■ **TASK DATA**:
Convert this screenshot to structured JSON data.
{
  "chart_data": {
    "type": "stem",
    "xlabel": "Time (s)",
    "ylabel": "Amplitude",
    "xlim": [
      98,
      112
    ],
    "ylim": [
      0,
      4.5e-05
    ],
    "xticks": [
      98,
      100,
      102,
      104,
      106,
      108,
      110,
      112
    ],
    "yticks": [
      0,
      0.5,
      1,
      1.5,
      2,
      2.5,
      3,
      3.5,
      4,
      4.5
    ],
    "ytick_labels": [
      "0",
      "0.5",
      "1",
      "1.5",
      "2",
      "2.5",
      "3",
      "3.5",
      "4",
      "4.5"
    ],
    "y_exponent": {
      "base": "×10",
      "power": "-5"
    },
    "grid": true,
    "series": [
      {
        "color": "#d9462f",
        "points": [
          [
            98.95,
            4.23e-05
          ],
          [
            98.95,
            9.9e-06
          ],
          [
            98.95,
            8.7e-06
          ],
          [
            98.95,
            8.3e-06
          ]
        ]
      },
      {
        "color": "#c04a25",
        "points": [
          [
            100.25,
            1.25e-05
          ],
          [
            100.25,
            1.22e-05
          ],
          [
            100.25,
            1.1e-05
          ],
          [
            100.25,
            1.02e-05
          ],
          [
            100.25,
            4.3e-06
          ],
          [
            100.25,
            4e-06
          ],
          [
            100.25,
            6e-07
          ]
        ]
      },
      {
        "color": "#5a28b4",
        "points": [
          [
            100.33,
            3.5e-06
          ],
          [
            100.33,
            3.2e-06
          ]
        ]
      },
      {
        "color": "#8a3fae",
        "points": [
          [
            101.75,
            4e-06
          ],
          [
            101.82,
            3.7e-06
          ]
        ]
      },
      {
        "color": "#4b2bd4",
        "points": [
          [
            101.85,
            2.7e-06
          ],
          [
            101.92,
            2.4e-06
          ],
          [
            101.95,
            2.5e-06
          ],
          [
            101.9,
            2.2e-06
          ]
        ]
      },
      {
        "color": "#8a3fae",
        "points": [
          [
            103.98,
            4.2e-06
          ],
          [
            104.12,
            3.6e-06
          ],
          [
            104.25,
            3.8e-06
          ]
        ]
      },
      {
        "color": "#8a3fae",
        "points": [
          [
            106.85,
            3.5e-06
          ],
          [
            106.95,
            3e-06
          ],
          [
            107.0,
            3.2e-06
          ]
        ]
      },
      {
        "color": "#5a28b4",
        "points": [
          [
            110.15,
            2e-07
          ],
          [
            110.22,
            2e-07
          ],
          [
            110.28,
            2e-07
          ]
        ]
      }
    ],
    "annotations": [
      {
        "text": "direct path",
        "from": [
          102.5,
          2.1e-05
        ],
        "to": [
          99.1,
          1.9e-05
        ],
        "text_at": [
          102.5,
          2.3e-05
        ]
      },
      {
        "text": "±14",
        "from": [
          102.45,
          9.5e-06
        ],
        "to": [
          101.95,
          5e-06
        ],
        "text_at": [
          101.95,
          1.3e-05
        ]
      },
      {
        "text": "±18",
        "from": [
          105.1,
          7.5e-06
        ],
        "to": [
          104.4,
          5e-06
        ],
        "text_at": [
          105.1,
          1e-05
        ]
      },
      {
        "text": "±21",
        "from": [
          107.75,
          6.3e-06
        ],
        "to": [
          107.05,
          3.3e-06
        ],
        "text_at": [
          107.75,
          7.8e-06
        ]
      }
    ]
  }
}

■ **PROBLEM REQUIREMENTS**: Print all the data exactly.

■ **RESPONSE**:
Convert this screenshot to structured JSON data.
{
  "chart_data": {
    "type": "stem",
    "xlabel": "Time (s)",
    "ylabel": "Amplitude",
    "xlim": [
      98,
      112
    ],
    "ylim": [
      0,
      4.5e-05
    ],
    "xticks": [
      98,
      100,
      102,
      104,
      106,
      108,
      110,
      112
    ],
    "yticks": [
      0,
      0.5,
      1,
      1.5,
      2,
      2.5,
      3,
      3.5,
      4,
      4.5
    ],
    "ytick_labels": [
      "0",
      "0.5",
      "1",
      "1.5",
      "2",
      "2.5",
      "3",
      "3.5",
      "4",
      "4.5"
    ],
    "y_exponent": {
      "base": "×10",
      "power": "-5"
    },
    "grid": true,
    "series": [
      {
        "color": "#d9462f",
        "points": [
          [
            98.95,
            4.23e-05
          ],
          [
            98.95,
            9.9e-06
          ],
          [
            98.95,
            8.7e-06
          ],
          [
            98.95,
            8.3e-06
          ]
        ]
      },
      {
        "color": "#c04a25",
        "points": [
          [
            100.25,
            1.25e-05
          ],
          [
            100.25,
            1.22e-05
          ],
          [
            100.25,
            1.1e-05
          ],
          [
            100.25,
            1.02e-05
          ],
          [
            100.25,
            4.3e-06
          ],
          [
            100.25,
            4e-06
          ],
          [
            100.25,
            6e-07
          ]
        ]
      },
      {
        "color": "#5a28b4",
        "points": [
          [
            100.33,
            3.5e-06
          ],
          [
            100.33,
            3.2e-06
          ]
        ]
      },
      {
        "color": "#8a3fae",
        "points": [
          [
            101.75,
            4e-06
          ],
          [
            101.82,
            3.7e-06
          ]
        ]
      },
      {
        "color": "#4b2bd4",
        "points": [
          [
            101.85,
            2.7e-06
          ],
          [
            101.92,
            2.4e-06
          ],
          [
            101.95,
            2.5e-06
          ],
          [
            101.9,
            2.2e-06
          ]
        ]
      },
      {
        "color": "#8a3fae",
        "points": [
          [
            103.98,
            4.2e-06
          ],
          [
            104.12,
            3.6e-06
          ],
          [
            104.25,
            3.8e-06
          ]
        ]
      },
      {
        "color": "#8a3fae",
        "points": [
          [
            106.85,
            3.5e-06
          ],
          [
            106.95,
            3e-06
          ],
          [
            107.0,
            3.2e-06
          ]
        ]
      },
      {
        "color": "#5a28b4",
        "points": [
          [
            110.15,
            2e-07
          ],
          [
            110.22,
            2e-07
          ],
          [
            110.28,
            2e-07
          ]
        ]
      }
    ],
    "annotations": [
      {
        "text": "direct path",
        "from": [
          102.5,
          2.1e-05
        ],
        "to": [
          99.1,
          1.9e-05
        ],
        "text_at": [
          102.5,
          2.3e-05
        ]
      },
      {
        "text": "±14",
        "from": [
          102.45,
          9.5e-06
        ],
        "to": [
          101.95,
          5e-06
        ],
        "text_at": [
          101.95,
          1.3e-05
        ]
      },
      {
        "text": "±18",
        "from": [
          105.1,
          7.5e-06
        ],
        "to": [
          104.4,
          5e-06
        ],
        "text_at": [
          105.1,
          1e-05
        ]
      },
      {
        "text": "±21",
        "from": [
          107.75,
          6.3e-06
        ],
        "to": [
          107.05,
          3.3e-06
        ],
        "text_at": [
          107.75,
          7.8e-06
        ]
      }
    ]
  }
}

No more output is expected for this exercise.